__THE REQUEST__: Print every row below word for word, leaving out the pictures.

__MATERIAL FOR THE TASK__:
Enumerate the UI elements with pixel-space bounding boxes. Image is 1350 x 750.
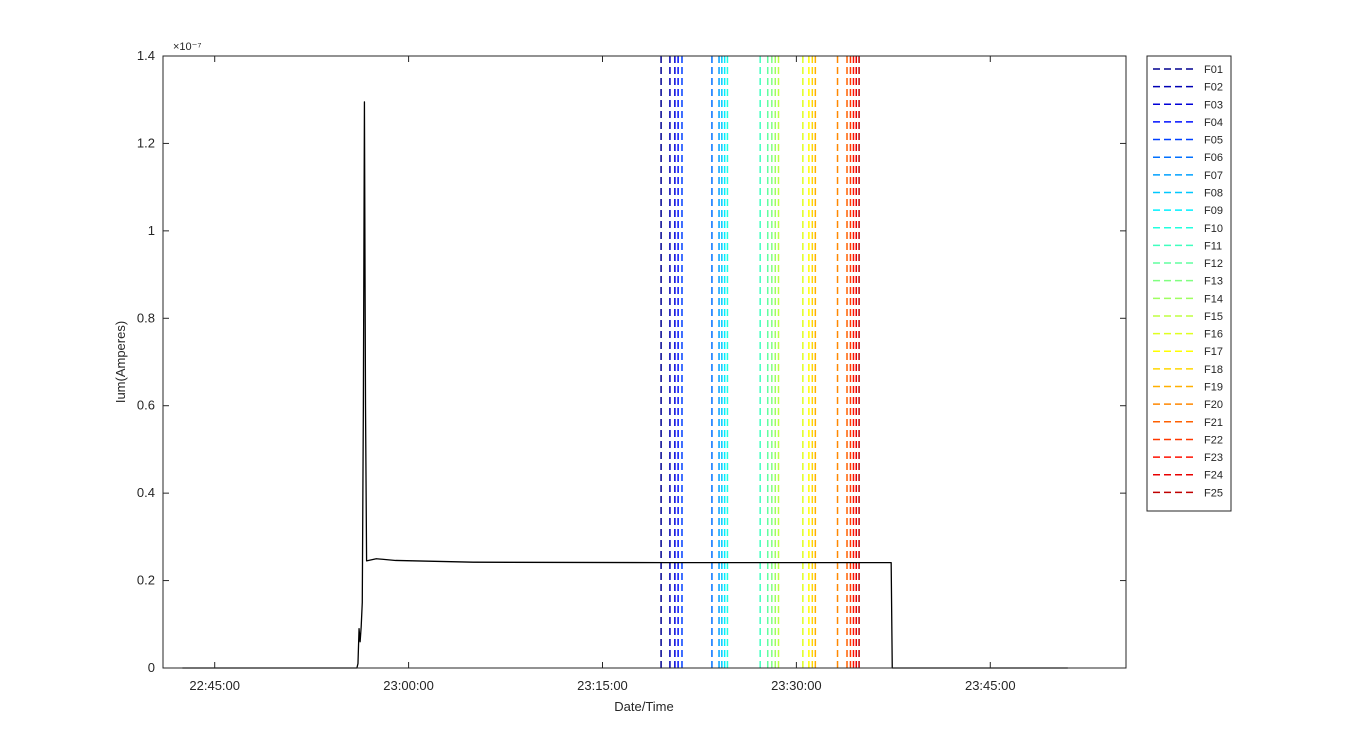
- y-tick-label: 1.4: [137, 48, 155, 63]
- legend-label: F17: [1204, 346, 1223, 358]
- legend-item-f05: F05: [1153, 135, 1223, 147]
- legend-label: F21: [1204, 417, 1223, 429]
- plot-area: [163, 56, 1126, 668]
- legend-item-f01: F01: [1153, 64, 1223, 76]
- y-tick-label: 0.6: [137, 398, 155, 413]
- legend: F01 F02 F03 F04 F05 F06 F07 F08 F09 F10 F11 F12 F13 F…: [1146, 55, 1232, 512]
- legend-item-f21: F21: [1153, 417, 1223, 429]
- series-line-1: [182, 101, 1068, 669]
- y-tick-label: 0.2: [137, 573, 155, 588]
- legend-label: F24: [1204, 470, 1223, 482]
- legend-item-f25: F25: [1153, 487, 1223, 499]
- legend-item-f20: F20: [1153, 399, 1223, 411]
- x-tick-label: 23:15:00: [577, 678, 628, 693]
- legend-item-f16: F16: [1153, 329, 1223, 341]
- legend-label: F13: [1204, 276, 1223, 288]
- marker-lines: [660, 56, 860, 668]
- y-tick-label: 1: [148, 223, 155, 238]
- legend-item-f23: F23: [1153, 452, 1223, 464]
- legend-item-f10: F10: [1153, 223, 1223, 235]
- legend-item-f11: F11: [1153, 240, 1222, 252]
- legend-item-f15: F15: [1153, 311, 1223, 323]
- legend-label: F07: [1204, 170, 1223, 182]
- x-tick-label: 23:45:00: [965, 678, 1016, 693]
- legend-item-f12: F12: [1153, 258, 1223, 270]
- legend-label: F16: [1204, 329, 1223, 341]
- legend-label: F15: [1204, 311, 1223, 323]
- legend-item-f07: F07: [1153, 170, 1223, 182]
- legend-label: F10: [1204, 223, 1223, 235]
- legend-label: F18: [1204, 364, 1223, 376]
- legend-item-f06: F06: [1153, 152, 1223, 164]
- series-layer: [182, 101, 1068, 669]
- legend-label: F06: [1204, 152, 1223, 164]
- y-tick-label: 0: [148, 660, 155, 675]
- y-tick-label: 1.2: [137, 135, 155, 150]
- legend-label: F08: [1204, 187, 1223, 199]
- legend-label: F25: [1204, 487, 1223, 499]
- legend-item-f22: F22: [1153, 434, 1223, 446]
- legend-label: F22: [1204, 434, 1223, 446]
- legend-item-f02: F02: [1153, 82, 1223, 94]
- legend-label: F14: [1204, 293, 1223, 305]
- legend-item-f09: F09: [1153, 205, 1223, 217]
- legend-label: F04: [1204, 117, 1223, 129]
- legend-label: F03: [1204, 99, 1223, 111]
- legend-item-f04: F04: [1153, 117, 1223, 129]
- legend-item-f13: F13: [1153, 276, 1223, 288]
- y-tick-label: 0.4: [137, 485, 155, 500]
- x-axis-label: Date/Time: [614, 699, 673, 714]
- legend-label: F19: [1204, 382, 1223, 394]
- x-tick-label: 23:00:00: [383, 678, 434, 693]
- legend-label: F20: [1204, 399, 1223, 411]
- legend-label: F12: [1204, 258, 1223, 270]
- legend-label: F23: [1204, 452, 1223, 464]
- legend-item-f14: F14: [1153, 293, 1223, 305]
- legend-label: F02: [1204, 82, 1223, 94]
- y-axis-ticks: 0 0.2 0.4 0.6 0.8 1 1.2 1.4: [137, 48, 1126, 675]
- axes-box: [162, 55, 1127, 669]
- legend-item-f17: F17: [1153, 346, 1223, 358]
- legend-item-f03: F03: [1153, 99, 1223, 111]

__FINISHED ANSWER__:
Enumerate the UI elements with pixel-space bounding boxes. Image is 1350 x 750.
- y-tick-label: 1.4: [137, 48, 155, 63]
- legend-label: F17: [1204, 346, 1223, 358]
- legend-item-f05: F05: [1153, 135, 1223, 147]
- legend-label: F21: [1204, 417, 1223, 429]
- plot-area: [163, 56, 1126, 668]
- legend-item-f01: F01: [1153, 64, 1223, 76]
- y-tick-label: 0.6: [137, 398, 155, 413]
- legend: F01 F02 F03 F04 F05 F06 F07 F08 F09 F10 F11 F12 F13 F…: [1146, 55, 1232, 512]
- legend-item-f21: F21: [1153, 417, 1223, 429]
- series-line-1: [182, 101, 1068, 669]
- y-tick-label: 0.2: [137, 573, 155, 588]
- legend-label: F24: [1204, 470, 1223, 482]
- legend-item-f25: F25: [1153, 487, 1223, 499]
- legend-item-f20: F20: [1153, 399, 1223, 411]
- x-tick-label: 23:15:00: [577, 678, 628, 693]
- legend-item-f16: F16: [1153, 329, 1223, 341]
- legend-label: F13: [1204, 276, 1223, 288]
- marker-lines: [660, 56, 860, 668]
- y-tick-label: 1: [148, 223, 155, 238]
- legend-item-f23: F23: [1153, 452, 1223, 464]
- legend-item-f10: F10: [1153, 223, 1223, 235]
- legend-item-f11: F11: [1153, 240, 1222, 252]
- legend-item-f15: F15: [1153, 311, 1223, 323]
- legend-label: F07: [1204, 170, 1223, 182]
- x-tick-label: 23:45:00: [965, 678, 1016, 693]
- legend-item-f12: F12: [1153, 258, 1223, 270]
- legend-label: F16: [1204, 329, 1223, 341]
- legend-label: F15: [1204, 311, 1223, 323]
- legend-item-f07: F07: [1153, 170, 1223, 182]
- legend-label: F10: [1204, 223, 1223, 235]
- legend-label: F18: [1204, 364, 1223, 376]
- legend-item-f06: F06: [1153, 152, 1223, 164]
- series-layer: [182, 101, 1068, 669]
- legend-label: F06: [1204, 152, 1223, 164]
- y-tick-label: 0: [148, 660, 155, 675]
- y-tick-label: 1.2: [137, 135, 155, 150]
- legend-label: F08: [1204, 187, 1223, 199]
- legend-label: F25: [1204, 487, 1223, 499]
- legend-item-f22: F22: [1153, 434, 1223, 446]
- legend-label: F22: [1204, 434, 1223, 446]
- legend-item-f02: F02: [1153, 82, 1223, 94]
- legend-label: F14: [1204, 293, 1223, 305]
- legend-item-f09: F09: [1153, 205, 1223, 217]
- legend-label: F04: [1204, 117, 1223, 129]
- legend-label: F03: [1204, 99, 1223, 111]
- legend-item-f04: F04: [1153, 117, 1223, 129]
- legend-item-f13: F13: [1153, 276, 1223, 288]
- y-tick-label: 0.4: [137, 485, 155, 500]
- x-axis-label: Date/Time: [614, 699, 673, 714]
- legend-label: F19: [1204, 382, 1223, 394]
- x-tick-label: 23:00:00: [383, 678, 434, 693]
- legend-label: F20: [1204, 399, 1223, 411]
- legend-label: F12: [1204, 258, 1223, 270]
- legend-label: F23: [1204, 452, 1223, 464]
- legend-item-f14: F14: [1153, 293, 1223, 305]
- legend-label: F02: [1204, 82, 1223, 94]
- y-axis-ticks: 0 0.2 0.4 0.6 0.8 1 1.2 1.4: [137, 48, 1126, 675]
- axes-box: [162, 55, 1127, 669]
- legend-item-f17: F17: [1153, 346, 1223, 358]
- legend-item-f03: F03: [1153, 99, 1223, 111]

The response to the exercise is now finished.